Your task: Search the material below for the word "WSSe". Copy every line that has it.

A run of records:
******

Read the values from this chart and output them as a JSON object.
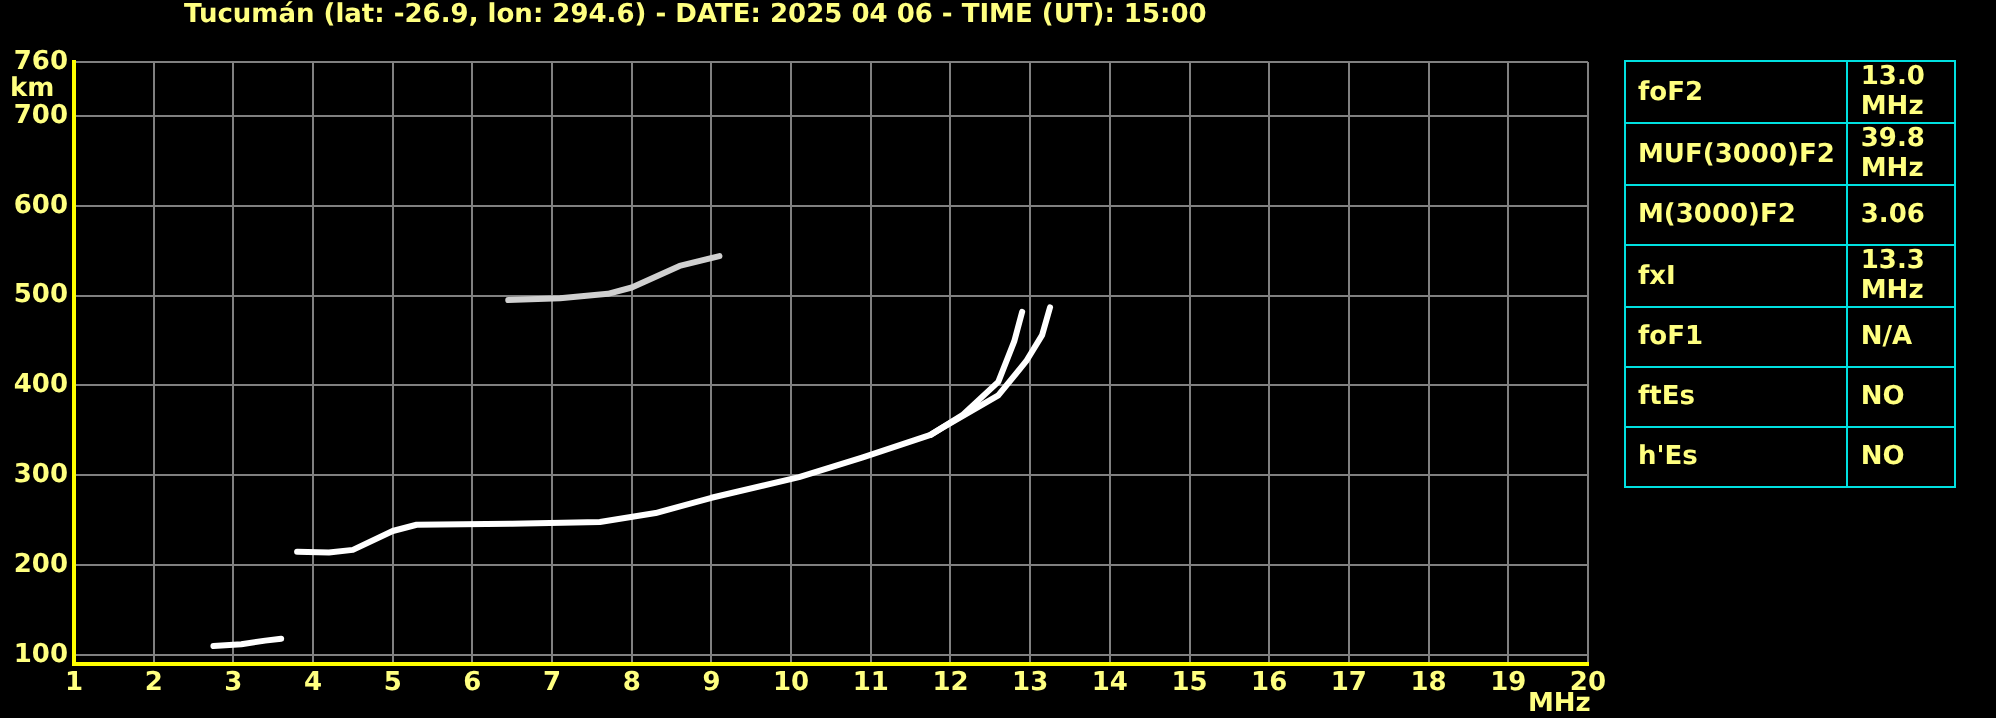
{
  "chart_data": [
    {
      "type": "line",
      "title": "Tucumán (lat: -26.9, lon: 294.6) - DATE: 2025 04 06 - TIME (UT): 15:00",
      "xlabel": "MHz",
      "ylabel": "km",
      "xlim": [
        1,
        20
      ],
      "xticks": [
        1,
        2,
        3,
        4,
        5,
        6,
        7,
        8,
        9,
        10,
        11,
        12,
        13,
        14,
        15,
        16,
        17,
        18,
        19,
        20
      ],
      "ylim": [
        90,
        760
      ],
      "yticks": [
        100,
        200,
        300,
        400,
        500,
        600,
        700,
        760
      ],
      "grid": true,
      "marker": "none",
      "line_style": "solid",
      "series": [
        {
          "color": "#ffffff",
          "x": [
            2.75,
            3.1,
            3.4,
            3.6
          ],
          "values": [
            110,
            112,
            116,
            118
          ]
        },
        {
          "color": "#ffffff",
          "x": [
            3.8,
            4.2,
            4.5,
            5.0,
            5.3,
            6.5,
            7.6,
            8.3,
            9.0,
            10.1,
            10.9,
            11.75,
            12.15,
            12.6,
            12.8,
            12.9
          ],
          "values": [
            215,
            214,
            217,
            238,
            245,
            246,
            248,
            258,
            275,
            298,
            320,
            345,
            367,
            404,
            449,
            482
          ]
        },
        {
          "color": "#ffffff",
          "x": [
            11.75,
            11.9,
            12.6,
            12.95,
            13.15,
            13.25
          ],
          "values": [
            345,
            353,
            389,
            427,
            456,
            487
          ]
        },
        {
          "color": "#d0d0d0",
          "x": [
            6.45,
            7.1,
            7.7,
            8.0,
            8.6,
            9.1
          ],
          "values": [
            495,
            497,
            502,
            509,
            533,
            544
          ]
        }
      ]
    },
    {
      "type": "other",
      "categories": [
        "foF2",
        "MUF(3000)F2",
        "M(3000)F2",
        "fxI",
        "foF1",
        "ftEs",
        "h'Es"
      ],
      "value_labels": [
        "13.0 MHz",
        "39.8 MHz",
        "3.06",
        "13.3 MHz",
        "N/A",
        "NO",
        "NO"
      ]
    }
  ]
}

******

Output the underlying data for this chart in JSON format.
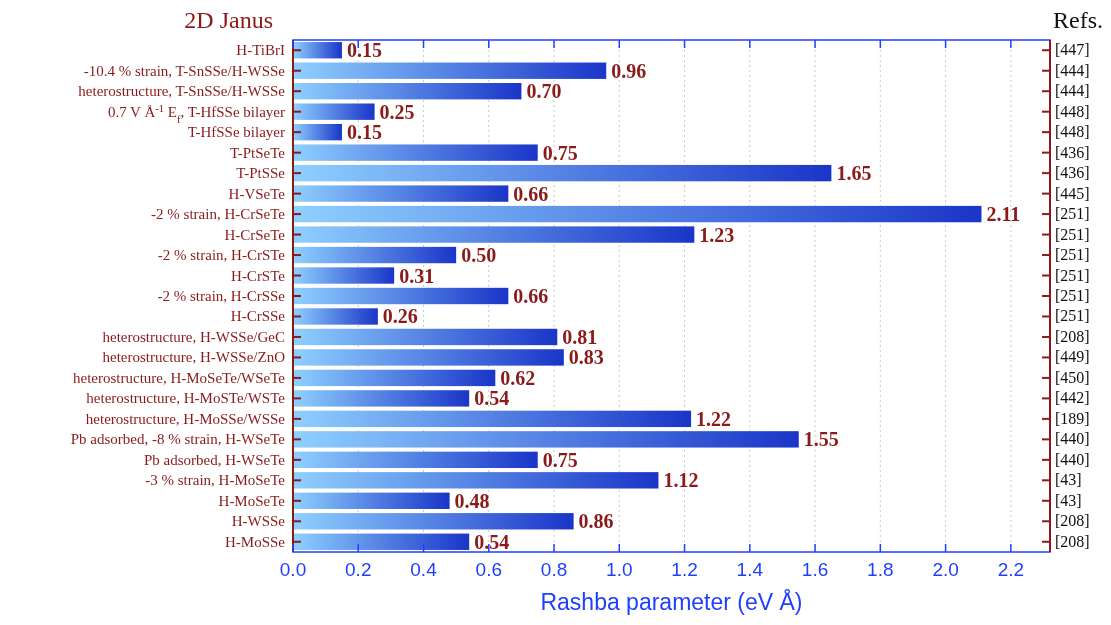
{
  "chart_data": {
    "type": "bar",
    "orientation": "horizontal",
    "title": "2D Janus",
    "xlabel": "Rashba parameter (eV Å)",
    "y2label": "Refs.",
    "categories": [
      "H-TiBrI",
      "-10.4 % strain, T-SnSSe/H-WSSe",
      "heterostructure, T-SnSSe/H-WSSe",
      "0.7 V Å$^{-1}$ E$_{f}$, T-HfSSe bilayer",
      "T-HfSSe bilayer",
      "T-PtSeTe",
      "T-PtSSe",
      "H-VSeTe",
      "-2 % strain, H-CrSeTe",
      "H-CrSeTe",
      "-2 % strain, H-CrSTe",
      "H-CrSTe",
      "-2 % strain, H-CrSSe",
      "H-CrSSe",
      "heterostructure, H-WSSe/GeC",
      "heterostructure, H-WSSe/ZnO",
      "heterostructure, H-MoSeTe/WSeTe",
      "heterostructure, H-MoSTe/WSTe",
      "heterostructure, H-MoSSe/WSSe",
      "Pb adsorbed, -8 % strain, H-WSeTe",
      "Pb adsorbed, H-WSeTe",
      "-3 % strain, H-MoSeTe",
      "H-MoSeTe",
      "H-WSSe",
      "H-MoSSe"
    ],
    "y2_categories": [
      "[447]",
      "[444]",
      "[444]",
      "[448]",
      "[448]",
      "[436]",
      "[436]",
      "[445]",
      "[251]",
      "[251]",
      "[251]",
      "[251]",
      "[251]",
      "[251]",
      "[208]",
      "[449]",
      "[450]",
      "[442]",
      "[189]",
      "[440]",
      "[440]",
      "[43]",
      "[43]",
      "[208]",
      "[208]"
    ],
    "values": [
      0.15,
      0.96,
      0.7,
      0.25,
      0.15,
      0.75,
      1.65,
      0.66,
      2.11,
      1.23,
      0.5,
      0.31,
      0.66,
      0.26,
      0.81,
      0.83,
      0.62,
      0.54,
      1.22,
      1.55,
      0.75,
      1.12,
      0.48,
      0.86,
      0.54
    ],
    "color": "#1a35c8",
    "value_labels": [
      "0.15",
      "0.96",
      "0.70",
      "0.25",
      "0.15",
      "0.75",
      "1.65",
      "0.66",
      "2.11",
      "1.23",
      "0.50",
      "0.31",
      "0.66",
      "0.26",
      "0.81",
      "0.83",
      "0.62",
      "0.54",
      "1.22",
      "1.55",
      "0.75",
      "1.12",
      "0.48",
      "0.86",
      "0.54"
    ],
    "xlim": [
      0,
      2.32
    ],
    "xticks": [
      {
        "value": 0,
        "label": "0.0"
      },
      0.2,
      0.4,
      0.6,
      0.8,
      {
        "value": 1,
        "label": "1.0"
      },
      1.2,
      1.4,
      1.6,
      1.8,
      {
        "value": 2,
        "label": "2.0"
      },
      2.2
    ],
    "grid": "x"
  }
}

******

Exercise result:
      "-10.4 % strain, T-SnSSe/H-WSSe",
      "heterostructure, T-SnSSe/H-WSSe",
      "heterostructure, H-WSSe/GeC",
      "heterostructure, H-WSSe/ZnO",
      "heterostructure, H-MoSSe/WSSe",
      "H-WSSe",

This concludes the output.